▶ _Given problem_
Where a line contains the word "this", copy that line.

▶ _Available data_
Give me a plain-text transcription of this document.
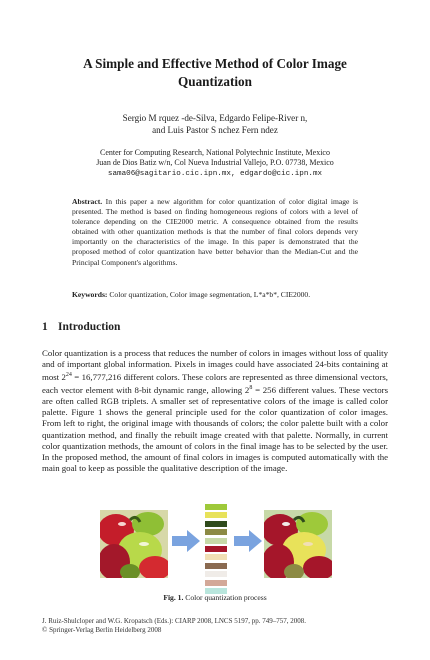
A Simple and Effective Method of Color Image
Quantization
Sergio M rquez -de-Silva, Edgardo Felipe-River n,
and Luis Pastor S nchez Fern ndez
Center for Computing Research, National Polytechnic Institute, Mexico
Juan de Dios Batiz w/n, Col Nueva Industrial Vallejo, P.O. 07738, Mexico
sama06@sagitario.cic.ipn.mx, edgardo@cic.ipn.mx
Abstract. In this paper a new algorithm for color quantization of color digital image is presented. The method is based on finding homogeneous regions of colors with a level of tolerance depending on the CIE2000 metric. A consequence obtained from the results obtained with other quantization methods is that the number of final colors depends very importantly on the characteristics of the image. In this paper is demonstrated that the proposed method of color quantization have better behavior than the Median-Cut and the Principal Component's algorithms.
Keywords: Color quantization, Color image segmentation, L*a*b*, CIE2000.
1 Introduction
Color quantization is a process that reduces the number of colors in images without loss of quality and of important global information. Pixels in images could have associated 24-bits containing at most $2^{24} = 16,777,216$ different colors. These colors are represented as three dimensional vectors, each vector element with 8-bit dynamic range, allowing $2^8 = 256$ different values. These vectors are often called RGB triplets. A smaller set of representative colors of the image is called color palette. Figure 1 shows the general principle used for the color quantization of color images. From left to right, the original image with thousands of colors; the color palette built with a color quantization method, and finally the rebuilt image created with that palette. Normally, in current color quantization methods, the amount of colors in the final image has to be selected by the user. In the proposed method, the amount of final colors in images is computed automatically with the main goal to keep as possible the qualitative description of the image.
Fig. 1. Color quantization process
J. Ruiz-Shulcloper and W.G. Kropatsch (Eds.): CIARP 2008, LNCS 5197, pp. 749–757, 2008.
© Springer-Verlag Berlin Heidelberg 2008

▶ _Right answer_
Give me a plain-text transcription of this document.
Abstract. In this paper a new algorithm for color quantization of color digital image is presented. The method is based on finding homogeneous regions of colors with a level of tolerance depending on the CIE2000 metric. A consequence obtained from the results obtained with other quantization methods is that the number of final colors depends very importantly on the characteristics of the image. In this paper is demonstrated that the proposed method of color quantization have better behavior than the Median-Cut and the Principal Component's algorithms.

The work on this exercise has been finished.